Saved entries:

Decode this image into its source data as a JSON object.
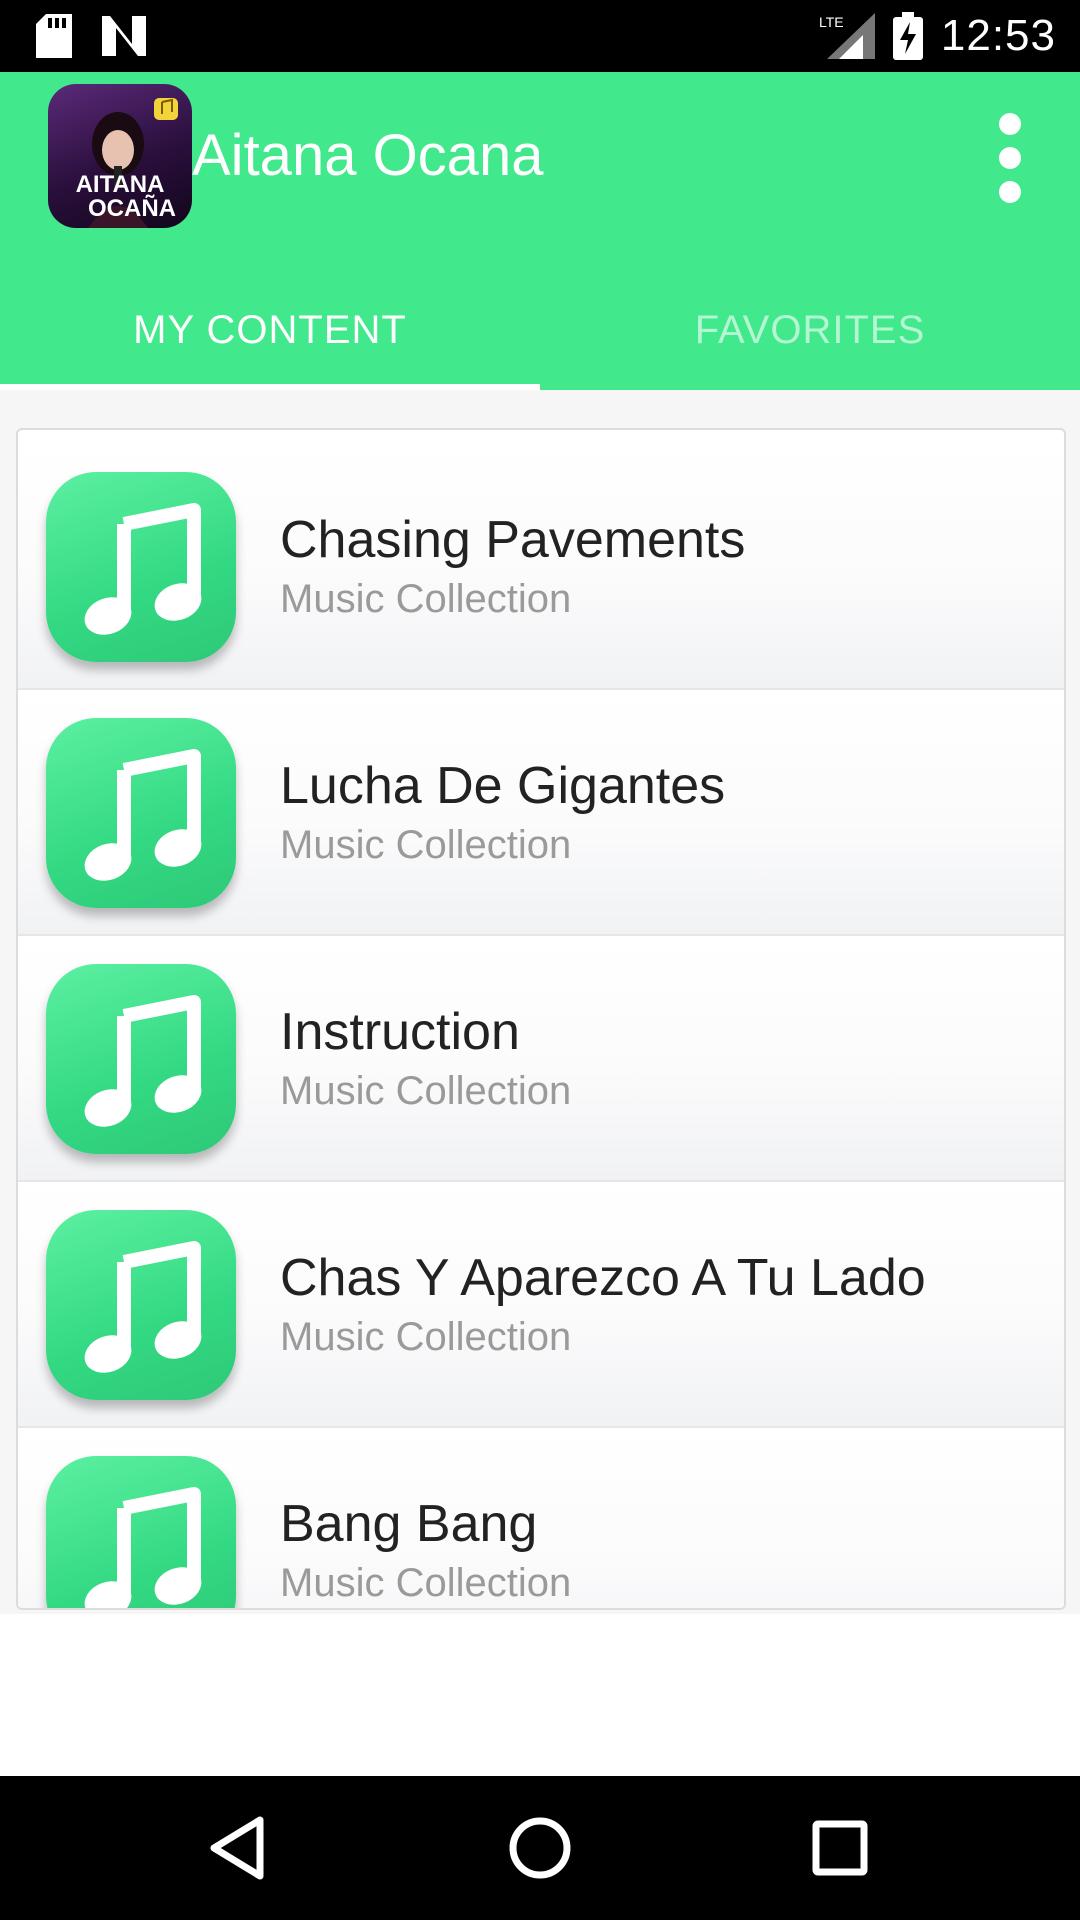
{
  "status_bar": {
    "time": "12:53",
    "network": "LTE",
    "left_icons": [
      "sd-card-icon",
      "n-notification-icon"
    ],
    "right_icons": [
      "lte-signal-icon",
      "battery-charging-icon"
    ]
  },
  "app_bar": {
    "title": "Aitana Ocana",
    "logo_text": [
      "AITANA",
      "OCAÑA"
    ],
    "menu_icon": "more-vert-icon",
    "color": "#41e88c"
  },
  "tabs": [
    {
      "label": "MY CONTENT",
      "selected": true
    },
    {
      "label": "FAVORITES",
      "selected": false
    }
  ],
  "list": {
    "items": [
      {
        "title": "Chasing Pavements",
        "subtitle": "Music Collection",
        "icon": "music-note-icon"
      },
      {
        "title": "Lucha De Gigantes",
        "subtitle": "Music Collection",
        "icon": "music-note-icon"
      },
      {
        "title": "Instruction",
        "subtitle": "Music Collection",
        "icon": "music-note-icon"
      },
      {
        "title": "Chas Y Aparezco A Tu Lado",
        "subtitle": "Music Collection",
        "icon": "music-note-icon"
      },
      {
        "title": "Bang Bang",
        "subtitle": "Music Collection",
        "icon": "music-note-icon"
      }
    ]
  },
  "nav_bar": {
    "buttons": [
      "back-icon",
      "home-icon",
      "recents-icon"
    ]
  }
}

### What the task asks
Quote the entries above word for word. Leave the images out.

### Task result
Decode this image into its source data as a JSON object.
{
  "status_bar": {
    "time": "12:53",
    "network": "LTE",
    "left_icons": [
      "sd-card-icon",
      "n-notification-icon"
    ],
    "right_icons": [
      "lte-signal-icon",
      "battery-charging-icon"
    ]
  },
  "app_bar": {
    "title": "Aitana Ocana",
    "logo_text": [
      "AITANA",
      "OCAÑA"
    ],
    "menu_icon": "more-vert-icon",
    "color": "#41e88c"
  },
  "tabs": [
    {
      "label": "MY CONTENT",
      "selected": true
    },
    {
      "label": "FAVORITES",
      "selected": false
    }
  ],
  "list": {
    "items": [
      {
        "title": "Chasing Pavements",
        "subtitle": "Music Collection",
        "icon": "music-note-icon"
      },
      {
        "title": "Lucha De Gigantes",
        "subtitle": "Music Collection",
        "icon": "music-note-icon"
      },
      {
        "title": "Instruction",
        "subtitle": "Music Collection",
        "icon": "music-note-icon"
      },
      {
        "title": "Chas Y Aparezco A Tu Lado",
        "subtitle": "Music Collection",
        "icon": "music-note-icon"
      },
      {
        "title": "Bang Bang",
        "subtitle": "Music Collection",
        "icon": "music-note-icon"
      }
    ]
  },
  "nav_bar": {
    "buttons": [
      "back-icon",
      "home-icon",
      "recents-icon"
    ]
  }
}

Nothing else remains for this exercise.